── DATA FOR THIS EXERCISE ──

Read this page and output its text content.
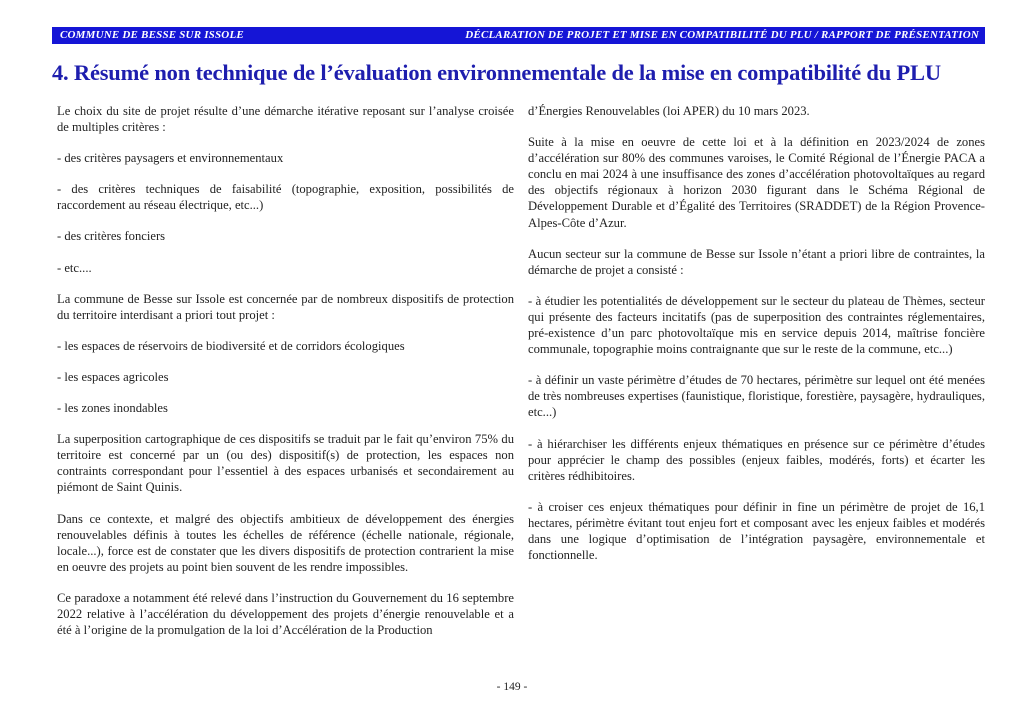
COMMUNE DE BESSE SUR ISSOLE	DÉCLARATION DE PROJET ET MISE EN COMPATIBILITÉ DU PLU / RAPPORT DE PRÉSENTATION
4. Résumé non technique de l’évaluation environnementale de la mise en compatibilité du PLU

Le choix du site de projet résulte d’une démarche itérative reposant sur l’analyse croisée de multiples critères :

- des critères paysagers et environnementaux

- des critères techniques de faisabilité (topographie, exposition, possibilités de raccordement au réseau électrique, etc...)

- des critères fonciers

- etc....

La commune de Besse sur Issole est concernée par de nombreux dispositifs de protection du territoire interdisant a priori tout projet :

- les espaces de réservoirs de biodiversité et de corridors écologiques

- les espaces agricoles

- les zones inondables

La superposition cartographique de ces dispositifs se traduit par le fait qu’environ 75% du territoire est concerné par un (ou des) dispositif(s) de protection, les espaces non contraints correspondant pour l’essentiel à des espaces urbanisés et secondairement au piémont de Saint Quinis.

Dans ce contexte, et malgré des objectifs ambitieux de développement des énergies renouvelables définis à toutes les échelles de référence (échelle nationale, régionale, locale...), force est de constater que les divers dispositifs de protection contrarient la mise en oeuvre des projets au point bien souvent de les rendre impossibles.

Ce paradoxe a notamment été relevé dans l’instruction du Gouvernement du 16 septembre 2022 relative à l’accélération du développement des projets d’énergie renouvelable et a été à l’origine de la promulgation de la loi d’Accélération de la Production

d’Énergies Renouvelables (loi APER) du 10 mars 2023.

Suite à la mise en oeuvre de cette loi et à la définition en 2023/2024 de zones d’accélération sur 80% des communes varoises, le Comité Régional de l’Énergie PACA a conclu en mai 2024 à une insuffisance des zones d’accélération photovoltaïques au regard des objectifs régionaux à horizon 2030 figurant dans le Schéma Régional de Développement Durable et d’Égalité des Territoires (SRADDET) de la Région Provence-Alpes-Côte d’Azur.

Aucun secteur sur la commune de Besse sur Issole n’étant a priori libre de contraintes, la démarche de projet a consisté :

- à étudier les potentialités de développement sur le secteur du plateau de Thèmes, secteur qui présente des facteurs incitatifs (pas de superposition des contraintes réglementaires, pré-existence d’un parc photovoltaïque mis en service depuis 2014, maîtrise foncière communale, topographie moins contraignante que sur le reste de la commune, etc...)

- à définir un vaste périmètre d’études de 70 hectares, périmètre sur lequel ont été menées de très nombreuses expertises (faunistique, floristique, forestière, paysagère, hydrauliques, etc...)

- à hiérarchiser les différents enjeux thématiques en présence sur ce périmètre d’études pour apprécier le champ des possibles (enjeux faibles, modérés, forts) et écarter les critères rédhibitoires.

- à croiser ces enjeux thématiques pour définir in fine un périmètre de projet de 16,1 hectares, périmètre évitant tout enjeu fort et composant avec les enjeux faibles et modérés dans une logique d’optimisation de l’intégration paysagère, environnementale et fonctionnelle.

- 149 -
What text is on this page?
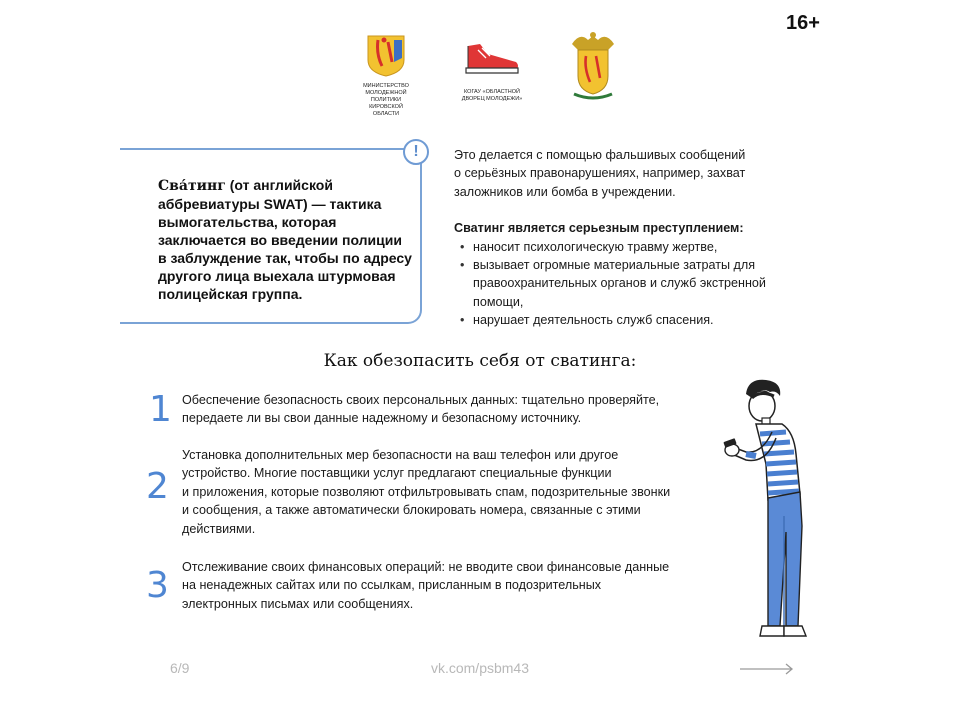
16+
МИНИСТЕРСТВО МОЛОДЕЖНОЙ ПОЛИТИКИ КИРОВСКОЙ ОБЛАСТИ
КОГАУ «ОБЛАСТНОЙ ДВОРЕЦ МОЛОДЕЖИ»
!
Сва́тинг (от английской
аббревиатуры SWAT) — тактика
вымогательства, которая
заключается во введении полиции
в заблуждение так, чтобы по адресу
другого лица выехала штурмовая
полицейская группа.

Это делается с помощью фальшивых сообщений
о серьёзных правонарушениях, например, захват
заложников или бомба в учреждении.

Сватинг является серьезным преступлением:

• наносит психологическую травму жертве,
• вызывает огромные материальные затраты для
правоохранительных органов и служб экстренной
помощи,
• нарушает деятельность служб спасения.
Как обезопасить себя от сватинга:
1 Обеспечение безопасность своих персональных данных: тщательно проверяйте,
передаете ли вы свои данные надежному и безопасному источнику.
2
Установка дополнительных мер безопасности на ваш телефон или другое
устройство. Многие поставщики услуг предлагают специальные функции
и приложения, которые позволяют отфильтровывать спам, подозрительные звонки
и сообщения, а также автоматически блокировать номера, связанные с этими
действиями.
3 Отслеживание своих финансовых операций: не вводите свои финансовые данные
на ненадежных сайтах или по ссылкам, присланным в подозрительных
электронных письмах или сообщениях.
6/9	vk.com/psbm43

───

| EXERCISE TASK |
Copy out the entries verbatim and leave the images out.

| CORRECT RESULT |
Read this page and output its text content.
COMMUNE DE BESSE SUR ISSOLE	DÉCLARATION DE PROJET ET MISE EN COMPATIBILITÉ DU PLU / RAPPORT DE PRÉSENTATION
4. Résumé non technique de l’évaluation environnementale de la mise en compatibilité du PLU

Le choix du site de projet résulte d’une démarche itérative reposant sur l’analyse croisée de multiples critères :

- des critères paysagers et environnementaux

- des critères techniques de faisabilité (topographie, exposition, possibilités de raccordement au réseau électrique, etc...)

- des critères fonciers

- etc....

La commune de Besse sur Issole est concernée par de nombreux dispositifs de protection du territoire interdisant a priori tout projet :

- les espaces de réservoirs de biodiversité et de corridors écologiques

- les espaces agricoles

- les zones inondables

La superposition cartographique de ces dispositifs se traduit par le fait qu’environ 75% du territoire est concerné par un (ou des) dispositif(s) de protection, les espaces non contraints correspondant pour l’essentiel à des espaces urbanisés et secondairement au piémont de Saint Quinis.

Dans ce contexte, et malgré des objectifs ambitieux de développement des énergies renouvelables définis à toutes les échelles de référence (échelle nationale, régionale, locale...), force est de constater que les divers dispositifs de protection contrarient la mise en oeuvre des projets au point bien souvent de les rendre impossibles.

Ce paradoxe a notamment été relevé dans l’instruction du Gouvernement du 16 septembre 2022 relative à l’accélération du développement des projets d’énergie renouvelable et a été à l’origine de la promulgation de la loi d’Accélération de la Production

d’Énergies Renouvelables (loi APER) du 10 mars 2023.

Suite à la mise en oeuvre de cette loi et à la définition en 2023/2024 de zones d’accélération sur 80% des communes varoises, le Comité Régional de l’Énergie PACA a conclu en mai 2024 à une insuffisance des zones d’accélération photovoltaïques au regard des objectifs régionaux à horizon 2030 figurant dans le Schéma Régional de Développement Durable et d’Égalité des Territoires (SRADDET) de la Région Provence-Alpes-Côte d’Azur.

Aucun secteur sur la commune de Besse sur Issole n’étant a priori libre de contraintes, la démarche de projet a consisté :

- à étudier les potentialités de développement sur le secteur du plateau de Thèmes, secteur qui présente des facteurs incitatifs (pas de superposition des contraintes réglementaires, pré-existence d’un parc photovoltaïque mis en service depuis 2014, maîtrise foncière communale, topographie moins contraignante que sur le reste de la commune, etc...)

- à définir un vaste périmètre d’études de 70 hectares, périmètre sur lequel ont été menées de très nombreuses expertises (faunistique, floristique, forestière, paysagère, hydrauliques, etc...)

- à hiérarchiser les différents enjeux thématiques en présence sur ce périmètre d’études pour apprécier le champ des possibles (enjeux faibles, modérés, forts) et écarter les critères rédhibitoires.

- à croiser ces enjeux thématiques pour définir in fine un périmètre de projet de 16,1 hectares, périmètre évitant tout enjeu fort et composant avec les enjeux faibles et modérés dans une logique d’optimisation de l’intégration paysagère, environnementale et fonctionnelle.

- 149 -
What text is on this page?
16+
МИНИСТЕРСТВО МОЛОДЕЖНОЙ ПОЛИТИКИ КИРОВСКОЙ ОБЛАСТИ
КОГАУ «ОБЛАСТНОЙ ДВОРЕЦ МОЛОДЕЖИ»
!
Сва́тинг (от английской
аббревиатуры SWAT) — тактика
вымогательства, которая
заключается во введении полиции
в заблуждение так, чтобы по адресу
другого лица выехала штурмовая
полицейская группа.

Это делается с помощью фальшивых сообщений
о серьёзных правонарушениях, например, захват
заложников или бомба в учреждении.

Сватинг является серьезным преступлением:

• наносит психологическую травму жертве,
• вызывает огромные материальные затраты для
правоохранительных органов и служб экстренной
помощи,
• нарушает деятельность служб спасения.
Как обезопасить себя от сватинга:
1 Обеспечение безопасность своих персональных данных: тщательно проверяйте,
передаете ли вы свои данные надежному и безопасному источнику.
2
Установка дополнительных мер безопасности на ваш телефон или другое
устройство. Многие поставщики услуг предлагают специальные функции
и приложения, которые позволяют отфильтровывать спам, подозрительные звонки
и сообщения, а также автоматически блокировать номера, связанные с этими
действиями.
3 Отслеживание своих финансовых операций: не вводите свои финансовые данные
на ненадежных сайтах или по ссылкам, присланным в подозрительных
электронных письмах или сообщениях.
6/9	vk.com/psbm43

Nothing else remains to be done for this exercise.